Aim:
Copy all records verbatim.

☆ ☆ ☆

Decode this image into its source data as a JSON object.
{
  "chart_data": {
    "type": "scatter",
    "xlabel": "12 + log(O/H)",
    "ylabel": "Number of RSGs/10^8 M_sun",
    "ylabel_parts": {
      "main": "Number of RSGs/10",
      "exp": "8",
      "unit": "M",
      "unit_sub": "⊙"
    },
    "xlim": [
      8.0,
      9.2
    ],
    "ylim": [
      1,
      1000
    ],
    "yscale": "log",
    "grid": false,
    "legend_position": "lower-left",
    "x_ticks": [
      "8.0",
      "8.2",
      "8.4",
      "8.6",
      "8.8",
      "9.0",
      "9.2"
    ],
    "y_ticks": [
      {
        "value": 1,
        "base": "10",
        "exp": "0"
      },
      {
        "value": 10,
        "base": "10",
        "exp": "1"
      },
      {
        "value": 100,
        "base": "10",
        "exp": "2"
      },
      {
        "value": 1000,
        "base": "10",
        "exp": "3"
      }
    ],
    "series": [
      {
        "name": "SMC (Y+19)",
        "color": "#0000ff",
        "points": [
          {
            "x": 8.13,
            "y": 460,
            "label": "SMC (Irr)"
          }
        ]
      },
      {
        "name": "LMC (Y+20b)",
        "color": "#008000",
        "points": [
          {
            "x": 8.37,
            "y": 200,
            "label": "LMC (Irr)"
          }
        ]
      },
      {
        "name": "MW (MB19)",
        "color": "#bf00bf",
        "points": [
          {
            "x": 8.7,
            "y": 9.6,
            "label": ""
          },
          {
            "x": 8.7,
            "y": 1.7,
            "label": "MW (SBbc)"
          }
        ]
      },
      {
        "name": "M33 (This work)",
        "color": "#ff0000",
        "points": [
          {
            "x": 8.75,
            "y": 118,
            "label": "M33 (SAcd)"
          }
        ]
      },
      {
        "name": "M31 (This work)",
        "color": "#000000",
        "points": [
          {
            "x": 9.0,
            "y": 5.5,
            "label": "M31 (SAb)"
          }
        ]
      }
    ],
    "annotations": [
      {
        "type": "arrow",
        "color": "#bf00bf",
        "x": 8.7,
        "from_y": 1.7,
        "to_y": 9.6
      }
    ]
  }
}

☆ ☆ ☆

The completed task:
Decode this image into its source data as a JSON object.
{
  "chart_data": {
    "type": "scatter",
    "xlabel": "12 + log(O/H)",
    "ylabel": "Number of RSGs/10^8 M_sun",
    "ylabel_parts": {
      "main": "Number of RSGs/10",
      "exp": "8",
      "unit": "M",
      "unit_sub": "⊙"
    },
    "xlim": [
      8.0,
      9.2
    ],
    "ylim": [
      1,
      1000
    ],
    "yscale": "log",
    "grid": false,
    "legend_position": "lower-left",
    "x_ticks": [
      "8.0",
      "8.2",
      "8.4",
      "8.6",
      "8.8",
      "9.0",
      "9.2"
    ],
    "y_ticks": [
      {
        "value": 1,
        "base": "10",
        "exp": "0"
      },
      {
        "value": 10,
        "base": "10",
        "exp": "1"
      },
      {
        "value": 100,
        "base": "10",
        "exp": "2"
      },
      {
        "value": 1000,
        "base": "10",
        "exp": "3"
      }
    ],
    "series": [
      {
        "name": "SMC (Y+19)",
        "color": "#0000ff",
        "points": [
          {
            "x": 8.13,
            "y": 460,
            "label": "SMC (Irr)"
          }
        ]
      },
      {
        "name": "LMC (Y+20b)",
        "color": "#008000",
        "points": [
          {
            "x": 8.37,
            "y": 200,
            "label": "LMC (Irr)"
          }
        ]
      },
      {
        "name": "MW (MB19)",
        "color": "#bf00bf",
        "points": [
          {
            "x": 8.7,
            "y": 9.6,
            "label": ""
          },
          {
            "x": 8.7,
            "y": 1.7,
            "label": "MW (SBbc)"
          }
        ]
      },
      {
        "name": "M33 (This work)",
        "color": "#ff0000",
        "points": [
          {
            "x": 8.75,
            "y": 118,
            "label": "M33 (SAcd)"
          }
        ]
      },
      {
        "name": "M31 (This work)",
        "color": "#000000",
        "points": [
          {
            "x": 9.0,
            "y": 5.5,
            "label": "M31 (SAb)"
          }
        ]
      }
    ],
    "annotations": [
      {
        "type": "arrow",
        "color": "#bf00bf",
        "x": 8.7,
        "from_y": 1.7,
        "to_y": 9.6
      }
    ]
  }
}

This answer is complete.